*Goal*: Nothing may be dropped or altered: reproduce all the data.

======== Material shown

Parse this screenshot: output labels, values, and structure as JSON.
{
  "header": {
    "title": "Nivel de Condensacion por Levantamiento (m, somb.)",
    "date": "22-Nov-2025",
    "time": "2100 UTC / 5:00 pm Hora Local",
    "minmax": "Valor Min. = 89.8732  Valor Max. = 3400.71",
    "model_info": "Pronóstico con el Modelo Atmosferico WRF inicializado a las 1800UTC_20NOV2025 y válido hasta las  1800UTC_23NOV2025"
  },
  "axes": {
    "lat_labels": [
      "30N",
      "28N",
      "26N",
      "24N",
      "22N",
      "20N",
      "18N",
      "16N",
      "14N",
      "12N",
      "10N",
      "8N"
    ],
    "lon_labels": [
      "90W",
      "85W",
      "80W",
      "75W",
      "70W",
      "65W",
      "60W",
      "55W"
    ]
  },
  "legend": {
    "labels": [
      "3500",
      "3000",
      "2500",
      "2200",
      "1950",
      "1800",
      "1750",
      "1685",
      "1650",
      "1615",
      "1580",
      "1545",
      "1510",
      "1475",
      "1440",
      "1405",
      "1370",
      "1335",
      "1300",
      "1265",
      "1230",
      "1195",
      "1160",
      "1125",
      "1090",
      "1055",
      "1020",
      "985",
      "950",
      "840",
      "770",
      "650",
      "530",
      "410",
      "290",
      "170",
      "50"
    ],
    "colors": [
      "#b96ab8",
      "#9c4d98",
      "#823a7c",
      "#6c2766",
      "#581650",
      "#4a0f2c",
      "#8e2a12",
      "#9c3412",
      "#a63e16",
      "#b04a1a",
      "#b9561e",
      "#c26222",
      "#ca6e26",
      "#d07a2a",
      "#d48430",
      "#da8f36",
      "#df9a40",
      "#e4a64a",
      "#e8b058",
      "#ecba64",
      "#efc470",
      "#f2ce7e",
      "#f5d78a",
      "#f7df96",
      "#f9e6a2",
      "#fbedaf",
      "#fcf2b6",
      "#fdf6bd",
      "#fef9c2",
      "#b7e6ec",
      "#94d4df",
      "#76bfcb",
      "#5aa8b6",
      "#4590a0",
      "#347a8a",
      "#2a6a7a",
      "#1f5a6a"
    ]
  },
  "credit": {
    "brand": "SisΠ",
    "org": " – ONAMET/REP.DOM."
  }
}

================

*Correct output*:
Parse this screenshot: output labels, values, and structure as JSON.
{
  "header": {
    "title": "Nivel de Condensacion por Levantamiento (m, somb.)",
    "date": "22-Nov-2025",
    "time": "2100 UTC / 5:00 pm Hora Local",
    "minmax": "Valor Min. = 89.8732  Valor Max. = 3400.71",
    "model_info": "Pronóstico con el Modelo Atmosferico WRF inicializado a las 1800UTC_20NOV2025 y válido hasta las  1800UTC_23NOV2025"
  },
  "axes": {
    "lat_labels": [
      "30N",
      "28N",
      "26N",
      "24N",
      "22N",
      "20N",
      "18N",
      "16N",
      "14N",
      "12N",
      "10N",
      "8N"
    ],
    "lon_labels": [
      "90W",
      "85W",
      "80W",
      "75W",
      "70W",
      "65W",
      "60W",
      "55W"
    ]
  },
  "legend": {
    "labels": [
      "3500",
      "3000",
      "2500",
      "2200",
      "1950",
      "1800",
      "1750",
      "1685",
      "1650",
      "1615",
      "1580",
      "1545",
      "1510",
      "1475",
      "1440",
      "1405",
      "1370",
      "1335",
      "1300",
      "1265",
      "1230",
      "1195",
      "1160",
      "1125",
      "1090",
      "1055",
      "1020",
      "985",
      "950",
      "840",
      "770",
      "650",
      "530",
      "410",
      "290",
      "170",
      "50"
    ],
    "colors": [
      "#b96ab8",
      "#9c4d98",
      "#823a7c",
      "#6c2766",
      "#581650",
      "#4a0f2c",
      "#8e2a12",
      "#9c3412",
      "#a63e16",
      "#b04a1a",
      "#b9561e",
      "#c26222",
      "#ca6e26",
      "#d07a2a",
      "#d48430",
      "#da8f36",
      "#df9a40",
      "#e4a64a",
      "#e8b058",
      "#ecba64",
      "#efc470",
      "#f2ce7e",
      "#f5d78a",
      "#f7df96",
      "#f9e6a2",
      "#fbedaf",
      "#fcf2b6",
      "#fdf6bd",
      "#fef9c2",
      "#b7e6ec",
      "#94d4df",
      "#76bfcb",
      "#5aa8b6",
      "#4590a0",
      "#347a8a",
      "#2a6a7a",
      "#1f5a6a"
    ]
  },
  "credit": {
    "brand": "SisΠ",
    "org": " – ONAMET/REP.DOM."
  }
}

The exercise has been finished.